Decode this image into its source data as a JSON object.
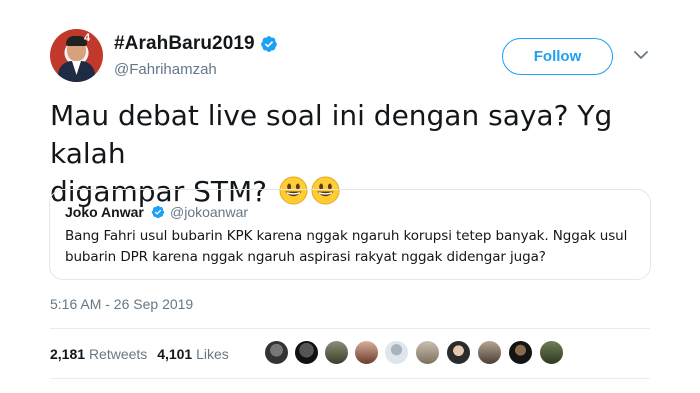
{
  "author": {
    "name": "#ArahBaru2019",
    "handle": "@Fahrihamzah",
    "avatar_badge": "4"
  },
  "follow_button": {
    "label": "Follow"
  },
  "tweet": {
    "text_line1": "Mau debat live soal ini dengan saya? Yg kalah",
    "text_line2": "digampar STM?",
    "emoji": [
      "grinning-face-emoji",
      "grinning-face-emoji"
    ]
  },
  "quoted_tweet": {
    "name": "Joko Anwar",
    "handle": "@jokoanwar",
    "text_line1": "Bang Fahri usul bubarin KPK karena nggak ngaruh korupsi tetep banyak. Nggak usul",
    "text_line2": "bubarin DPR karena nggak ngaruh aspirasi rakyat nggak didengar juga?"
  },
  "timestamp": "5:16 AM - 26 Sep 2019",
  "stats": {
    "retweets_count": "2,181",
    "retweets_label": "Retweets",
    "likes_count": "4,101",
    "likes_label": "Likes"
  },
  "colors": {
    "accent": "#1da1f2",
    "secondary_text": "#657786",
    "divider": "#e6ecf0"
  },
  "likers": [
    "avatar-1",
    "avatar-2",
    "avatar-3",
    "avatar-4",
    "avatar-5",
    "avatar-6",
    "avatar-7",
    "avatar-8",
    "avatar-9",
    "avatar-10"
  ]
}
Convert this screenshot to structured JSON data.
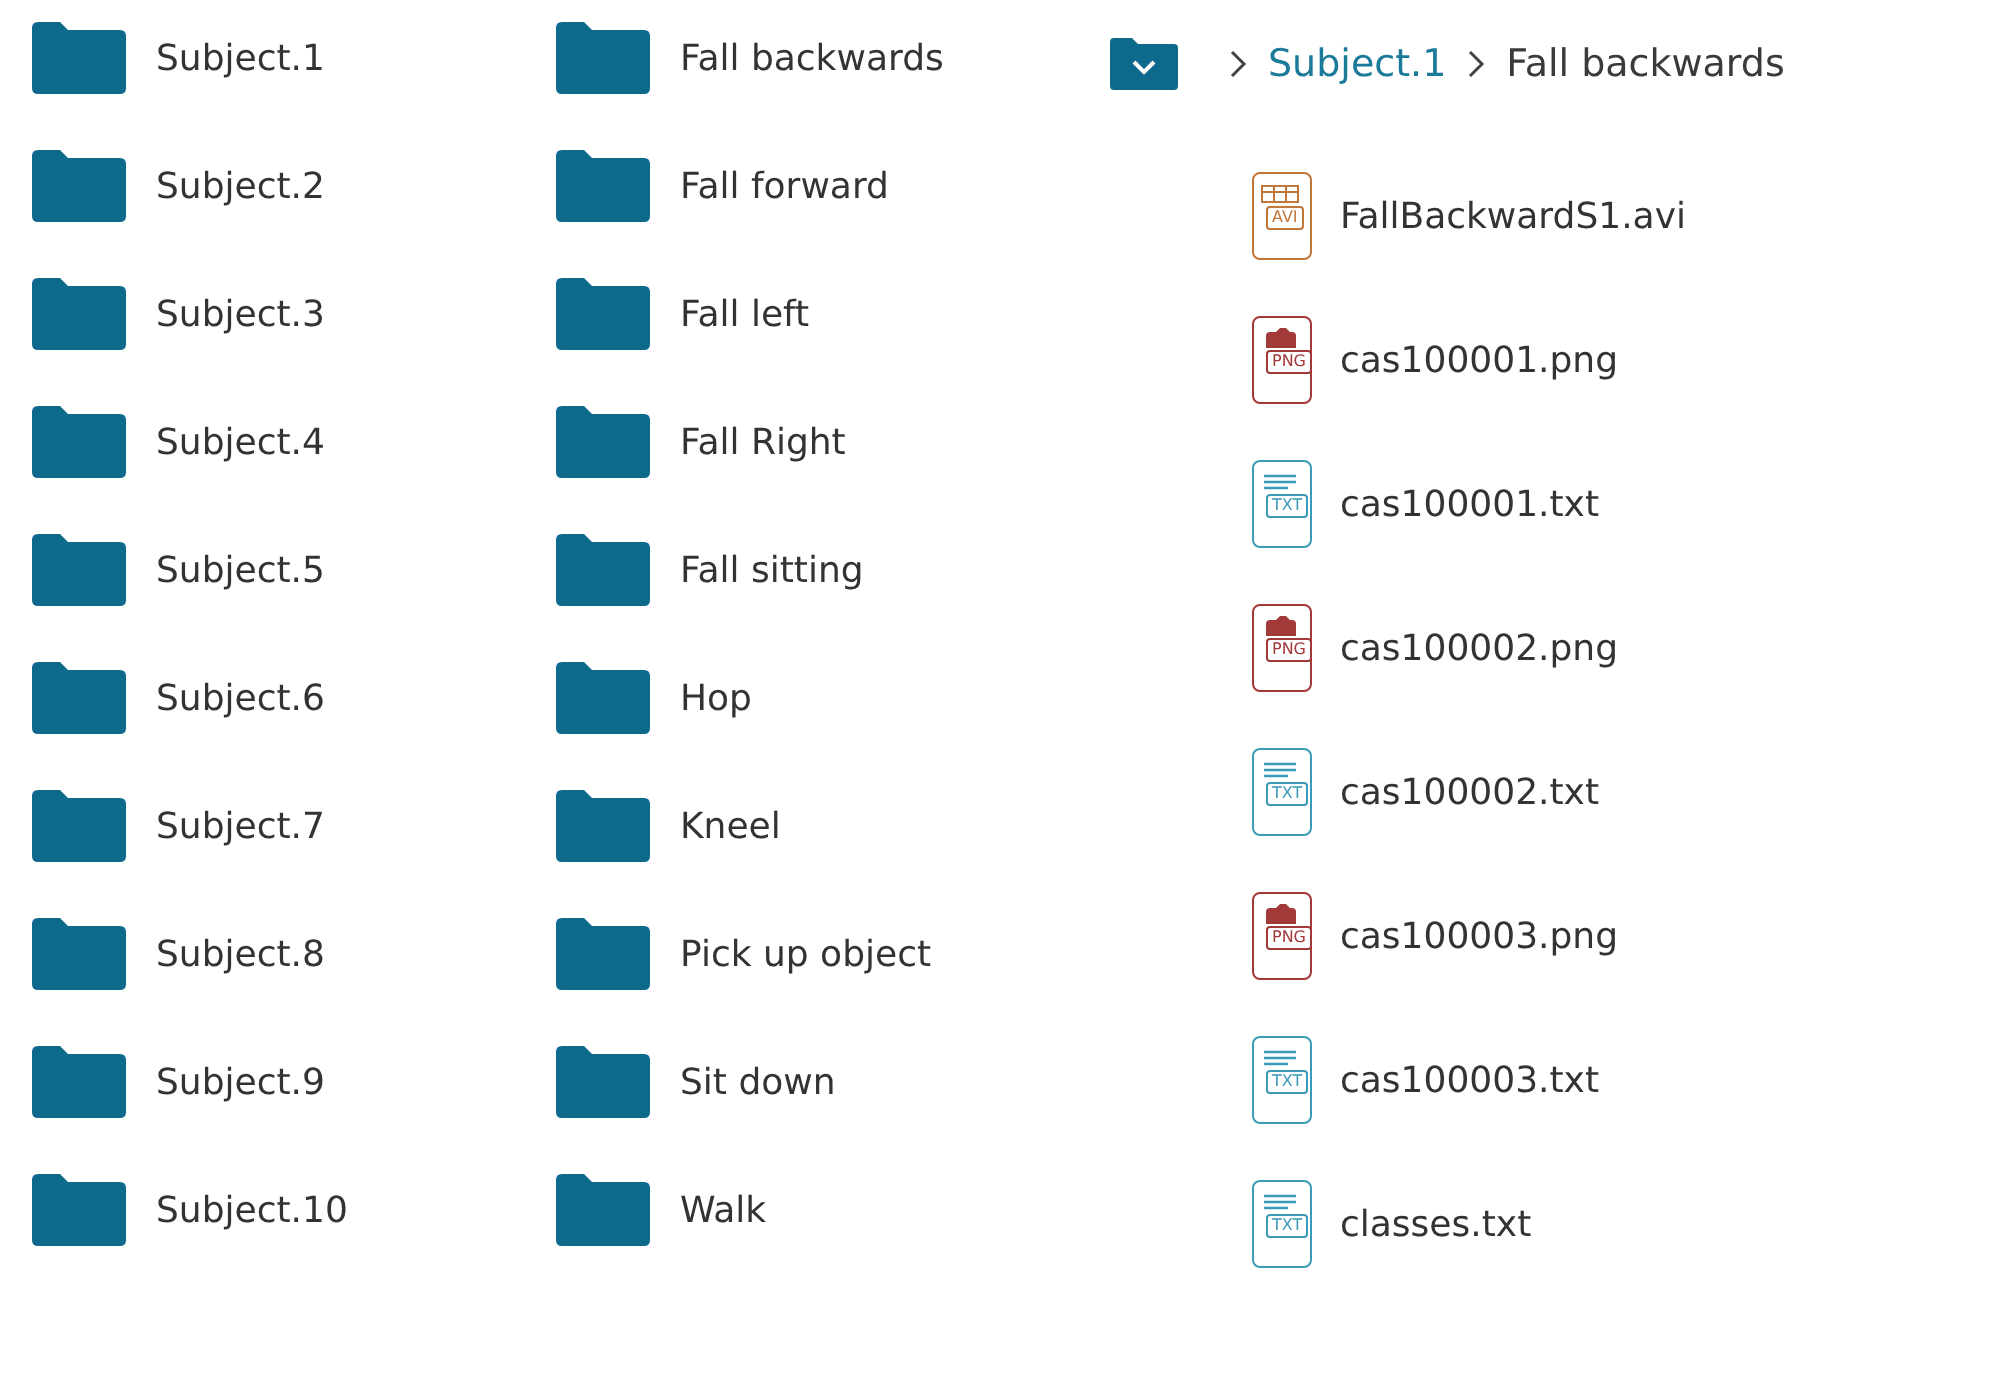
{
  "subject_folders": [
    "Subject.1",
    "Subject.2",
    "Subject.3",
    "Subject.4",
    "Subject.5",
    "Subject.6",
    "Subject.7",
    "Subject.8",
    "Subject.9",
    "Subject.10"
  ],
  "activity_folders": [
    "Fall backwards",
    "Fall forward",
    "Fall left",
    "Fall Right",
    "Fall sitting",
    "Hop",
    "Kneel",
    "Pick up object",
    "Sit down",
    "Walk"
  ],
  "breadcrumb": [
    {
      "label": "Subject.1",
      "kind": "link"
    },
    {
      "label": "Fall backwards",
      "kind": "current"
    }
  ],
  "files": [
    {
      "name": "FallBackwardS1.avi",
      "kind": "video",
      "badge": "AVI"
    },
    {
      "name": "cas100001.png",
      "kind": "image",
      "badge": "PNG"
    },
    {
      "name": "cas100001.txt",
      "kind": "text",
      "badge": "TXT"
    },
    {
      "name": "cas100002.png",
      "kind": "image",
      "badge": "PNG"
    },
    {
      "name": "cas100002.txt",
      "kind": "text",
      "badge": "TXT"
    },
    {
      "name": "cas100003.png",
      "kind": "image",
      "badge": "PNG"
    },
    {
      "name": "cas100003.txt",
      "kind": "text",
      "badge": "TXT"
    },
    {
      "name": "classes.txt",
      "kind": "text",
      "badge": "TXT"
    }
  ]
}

==

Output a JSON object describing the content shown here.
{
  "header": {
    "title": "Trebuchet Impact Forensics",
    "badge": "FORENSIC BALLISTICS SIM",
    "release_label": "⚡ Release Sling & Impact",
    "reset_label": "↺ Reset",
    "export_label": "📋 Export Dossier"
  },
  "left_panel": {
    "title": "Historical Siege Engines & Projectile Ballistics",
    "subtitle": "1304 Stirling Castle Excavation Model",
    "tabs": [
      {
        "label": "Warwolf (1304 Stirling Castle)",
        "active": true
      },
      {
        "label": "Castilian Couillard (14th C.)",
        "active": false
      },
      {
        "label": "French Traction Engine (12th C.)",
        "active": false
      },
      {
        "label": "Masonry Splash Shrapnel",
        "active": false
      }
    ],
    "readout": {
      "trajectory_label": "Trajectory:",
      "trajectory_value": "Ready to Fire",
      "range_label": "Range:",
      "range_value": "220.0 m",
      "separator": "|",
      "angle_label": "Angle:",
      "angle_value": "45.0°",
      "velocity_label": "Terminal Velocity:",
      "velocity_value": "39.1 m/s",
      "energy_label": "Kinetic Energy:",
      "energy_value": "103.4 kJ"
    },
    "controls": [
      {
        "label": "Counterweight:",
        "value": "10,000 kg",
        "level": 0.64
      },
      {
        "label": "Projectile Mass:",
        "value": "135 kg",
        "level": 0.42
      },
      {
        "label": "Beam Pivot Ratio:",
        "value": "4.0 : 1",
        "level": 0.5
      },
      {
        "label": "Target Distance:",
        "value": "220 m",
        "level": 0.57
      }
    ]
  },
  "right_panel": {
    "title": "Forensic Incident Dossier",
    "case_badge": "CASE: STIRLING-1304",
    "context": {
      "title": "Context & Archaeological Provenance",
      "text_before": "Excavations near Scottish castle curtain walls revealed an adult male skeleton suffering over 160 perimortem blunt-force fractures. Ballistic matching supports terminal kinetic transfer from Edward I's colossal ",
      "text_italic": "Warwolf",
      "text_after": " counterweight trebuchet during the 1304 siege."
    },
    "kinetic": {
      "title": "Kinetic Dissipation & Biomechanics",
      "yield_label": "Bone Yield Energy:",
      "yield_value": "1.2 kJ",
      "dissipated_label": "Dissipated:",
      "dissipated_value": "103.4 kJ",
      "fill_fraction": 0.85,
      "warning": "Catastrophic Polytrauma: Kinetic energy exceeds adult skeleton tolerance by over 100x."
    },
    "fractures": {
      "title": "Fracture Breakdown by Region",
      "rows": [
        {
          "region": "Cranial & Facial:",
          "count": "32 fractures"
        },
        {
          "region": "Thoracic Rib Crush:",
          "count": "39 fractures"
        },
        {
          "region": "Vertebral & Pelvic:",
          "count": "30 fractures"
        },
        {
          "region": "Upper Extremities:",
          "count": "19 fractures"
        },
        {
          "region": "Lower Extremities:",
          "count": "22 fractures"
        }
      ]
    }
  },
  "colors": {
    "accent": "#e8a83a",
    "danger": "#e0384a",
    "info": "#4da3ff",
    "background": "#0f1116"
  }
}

* * *

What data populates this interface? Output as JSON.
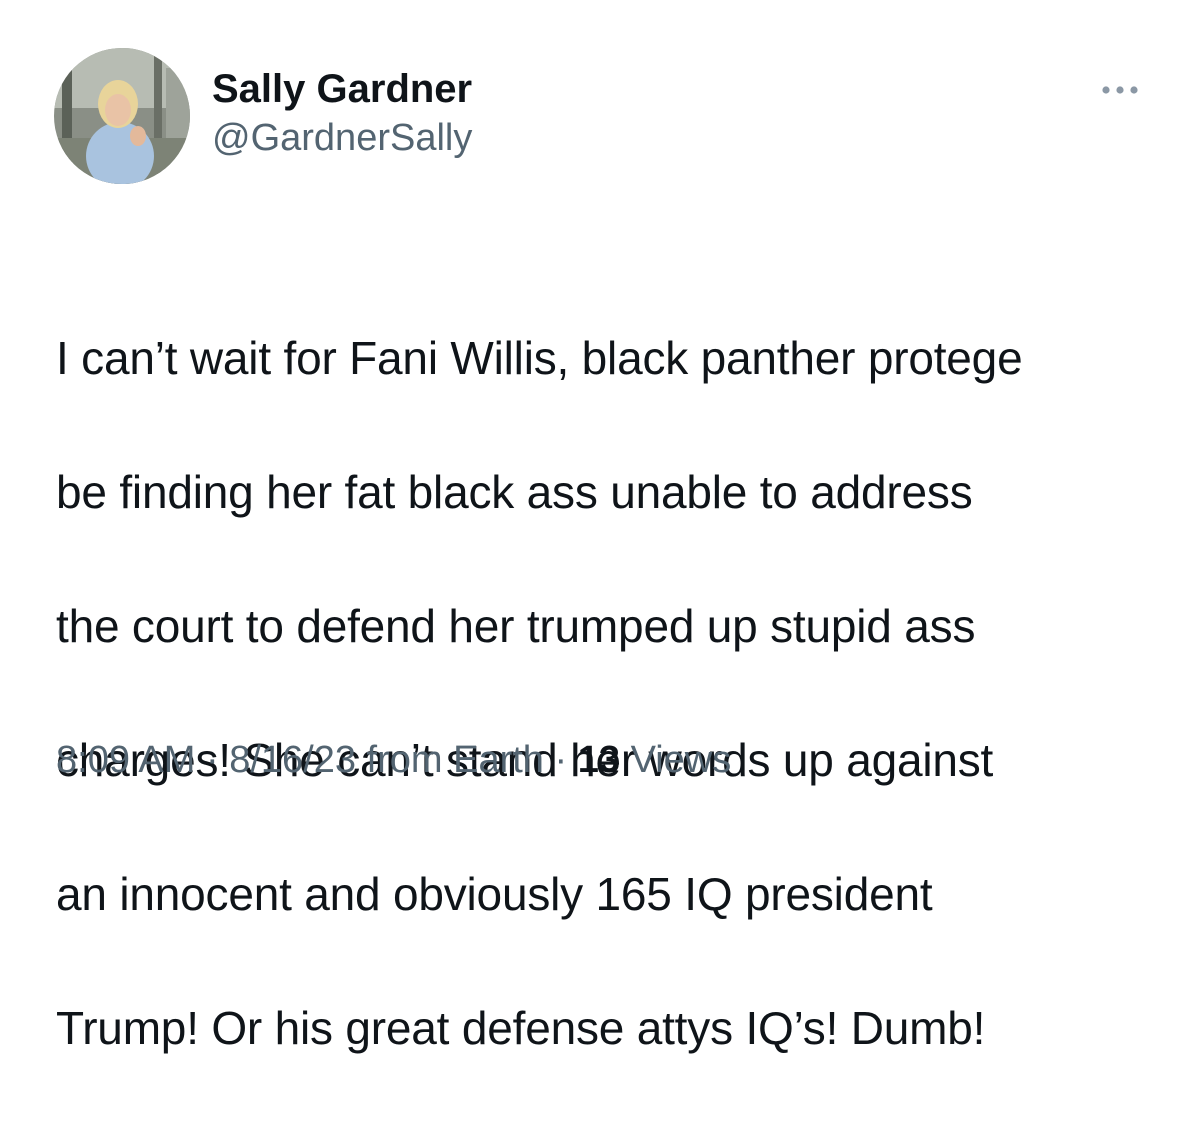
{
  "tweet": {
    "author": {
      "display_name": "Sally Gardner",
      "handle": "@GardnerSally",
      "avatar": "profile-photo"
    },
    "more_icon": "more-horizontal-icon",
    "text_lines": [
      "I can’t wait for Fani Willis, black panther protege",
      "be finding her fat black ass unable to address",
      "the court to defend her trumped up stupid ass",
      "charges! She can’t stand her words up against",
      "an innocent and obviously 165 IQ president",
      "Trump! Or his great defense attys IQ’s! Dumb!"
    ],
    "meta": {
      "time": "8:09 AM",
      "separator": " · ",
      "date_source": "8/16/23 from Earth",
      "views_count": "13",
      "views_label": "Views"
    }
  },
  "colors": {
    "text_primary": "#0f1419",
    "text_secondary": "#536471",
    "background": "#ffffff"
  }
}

What is asked → Collect, from the material above, every line containing the word "this".

Reply →
Decode this image into its source data as a JSON object.
Convert this screenshot to structured JSON data.
What data populates this interface? Output as JSON.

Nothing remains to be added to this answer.